START

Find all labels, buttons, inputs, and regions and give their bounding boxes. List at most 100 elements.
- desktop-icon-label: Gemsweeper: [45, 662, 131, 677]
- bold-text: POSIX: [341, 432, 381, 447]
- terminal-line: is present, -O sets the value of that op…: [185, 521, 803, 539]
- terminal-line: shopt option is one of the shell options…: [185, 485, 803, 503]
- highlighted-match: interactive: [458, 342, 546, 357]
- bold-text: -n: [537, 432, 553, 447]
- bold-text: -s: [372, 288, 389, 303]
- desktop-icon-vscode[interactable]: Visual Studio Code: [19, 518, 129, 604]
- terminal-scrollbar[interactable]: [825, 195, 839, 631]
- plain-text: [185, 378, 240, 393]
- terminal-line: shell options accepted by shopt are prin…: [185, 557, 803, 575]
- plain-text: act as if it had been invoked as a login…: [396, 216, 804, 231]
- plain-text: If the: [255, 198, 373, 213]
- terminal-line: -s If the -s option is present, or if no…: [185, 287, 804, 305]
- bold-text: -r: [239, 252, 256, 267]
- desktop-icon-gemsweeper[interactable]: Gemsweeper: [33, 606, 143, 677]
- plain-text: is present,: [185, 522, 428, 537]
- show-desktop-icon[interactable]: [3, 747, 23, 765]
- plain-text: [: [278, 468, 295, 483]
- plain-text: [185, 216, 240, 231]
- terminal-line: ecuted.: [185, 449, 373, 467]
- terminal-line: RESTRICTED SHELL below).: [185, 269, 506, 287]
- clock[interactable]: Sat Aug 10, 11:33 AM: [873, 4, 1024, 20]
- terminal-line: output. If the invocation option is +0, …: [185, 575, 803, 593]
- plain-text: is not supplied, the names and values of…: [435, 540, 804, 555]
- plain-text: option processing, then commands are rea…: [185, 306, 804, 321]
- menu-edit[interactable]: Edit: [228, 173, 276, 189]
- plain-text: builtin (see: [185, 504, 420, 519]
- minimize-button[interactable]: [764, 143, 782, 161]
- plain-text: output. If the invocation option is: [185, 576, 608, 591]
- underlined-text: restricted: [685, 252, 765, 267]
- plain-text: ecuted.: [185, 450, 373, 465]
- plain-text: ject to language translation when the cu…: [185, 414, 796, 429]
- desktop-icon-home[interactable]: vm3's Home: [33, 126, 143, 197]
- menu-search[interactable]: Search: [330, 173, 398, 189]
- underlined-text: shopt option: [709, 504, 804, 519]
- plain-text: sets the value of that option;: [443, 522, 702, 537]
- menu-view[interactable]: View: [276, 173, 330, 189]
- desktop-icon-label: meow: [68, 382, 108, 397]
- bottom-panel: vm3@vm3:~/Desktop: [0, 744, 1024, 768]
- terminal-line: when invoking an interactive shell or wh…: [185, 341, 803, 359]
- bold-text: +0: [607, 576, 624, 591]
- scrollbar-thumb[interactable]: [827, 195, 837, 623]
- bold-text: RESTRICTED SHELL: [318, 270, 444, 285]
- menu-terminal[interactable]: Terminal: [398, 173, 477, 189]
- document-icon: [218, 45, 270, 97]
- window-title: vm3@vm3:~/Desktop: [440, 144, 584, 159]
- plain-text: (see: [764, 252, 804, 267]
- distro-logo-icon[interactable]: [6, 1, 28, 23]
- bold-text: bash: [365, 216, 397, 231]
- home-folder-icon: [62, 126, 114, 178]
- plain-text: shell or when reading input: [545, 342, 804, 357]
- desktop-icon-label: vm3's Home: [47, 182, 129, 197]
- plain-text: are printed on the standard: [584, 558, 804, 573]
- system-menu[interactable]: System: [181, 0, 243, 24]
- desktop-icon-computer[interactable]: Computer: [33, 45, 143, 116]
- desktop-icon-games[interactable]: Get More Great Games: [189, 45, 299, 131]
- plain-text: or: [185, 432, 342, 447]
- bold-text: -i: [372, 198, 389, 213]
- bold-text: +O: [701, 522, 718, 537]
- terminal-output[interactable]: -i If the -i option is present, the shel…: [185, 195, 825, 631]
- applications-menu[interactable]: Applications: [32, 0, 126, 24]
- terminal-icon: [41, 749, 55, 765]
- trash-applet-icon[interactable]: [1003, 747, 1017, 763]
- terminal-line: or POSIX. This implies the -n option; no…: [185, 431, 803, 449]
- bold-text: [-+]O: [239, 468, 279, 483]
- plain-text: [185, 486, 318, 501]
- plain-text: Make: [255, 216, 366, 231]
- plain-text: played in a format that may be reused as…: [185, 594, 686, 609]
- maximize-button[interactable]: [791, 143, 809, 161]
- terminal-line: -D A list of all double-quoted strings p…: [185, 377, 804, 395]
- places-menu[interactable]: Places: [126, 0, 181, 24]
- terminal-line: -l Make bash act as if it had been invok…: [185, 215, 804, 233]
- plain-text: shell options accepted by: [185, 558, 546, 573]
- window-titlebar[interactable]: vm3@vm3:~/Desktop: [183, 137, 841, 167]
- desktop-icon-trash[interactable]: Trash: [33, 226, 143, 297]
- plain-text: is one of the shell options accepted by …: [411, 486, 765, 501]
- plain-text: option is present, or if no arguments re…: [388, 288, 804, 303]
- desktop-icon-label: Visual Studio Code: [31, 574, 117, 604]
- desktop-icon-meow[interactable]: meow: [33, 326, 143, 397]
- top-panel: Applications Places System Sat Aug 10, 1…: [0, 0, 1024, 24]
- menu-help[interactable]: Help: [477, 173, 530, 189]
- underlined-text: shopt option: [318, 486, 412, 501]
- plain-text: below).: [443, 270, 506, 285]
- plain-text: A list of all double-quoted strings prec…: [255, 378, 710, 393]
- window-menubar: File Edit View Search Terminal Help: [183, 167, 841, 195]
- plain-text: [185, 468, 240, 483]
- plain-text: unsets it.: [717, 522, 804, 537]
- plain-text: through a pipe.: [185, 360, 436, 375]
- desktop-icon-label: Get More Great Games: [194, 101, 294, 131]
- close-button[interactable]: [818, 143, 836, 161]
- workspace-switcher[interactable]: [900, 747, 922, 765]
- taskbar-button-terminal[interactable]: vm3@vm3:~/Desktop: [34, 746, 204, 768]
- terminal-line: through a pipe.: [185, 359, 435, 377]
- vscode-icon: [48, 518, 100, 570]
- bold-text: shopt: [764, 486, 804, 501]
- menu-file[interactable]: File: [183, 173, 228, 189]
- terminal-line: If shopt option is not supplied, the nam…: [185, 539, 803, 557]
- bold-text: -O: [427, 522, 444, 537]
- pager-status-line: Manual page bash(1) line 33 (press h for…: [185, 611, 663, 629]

END

Please gather every line of the data above containing the word "that".

> _FULL OUTPUT_:
- terminal-line: is present, -O sets the value of that op…: [185, 521, 803, 539]
- plain-text: sets the value of that option;: [443, 522, 702, 537]
- plain-text: played in a format that may be reused as…: [185, 594, 686, 609]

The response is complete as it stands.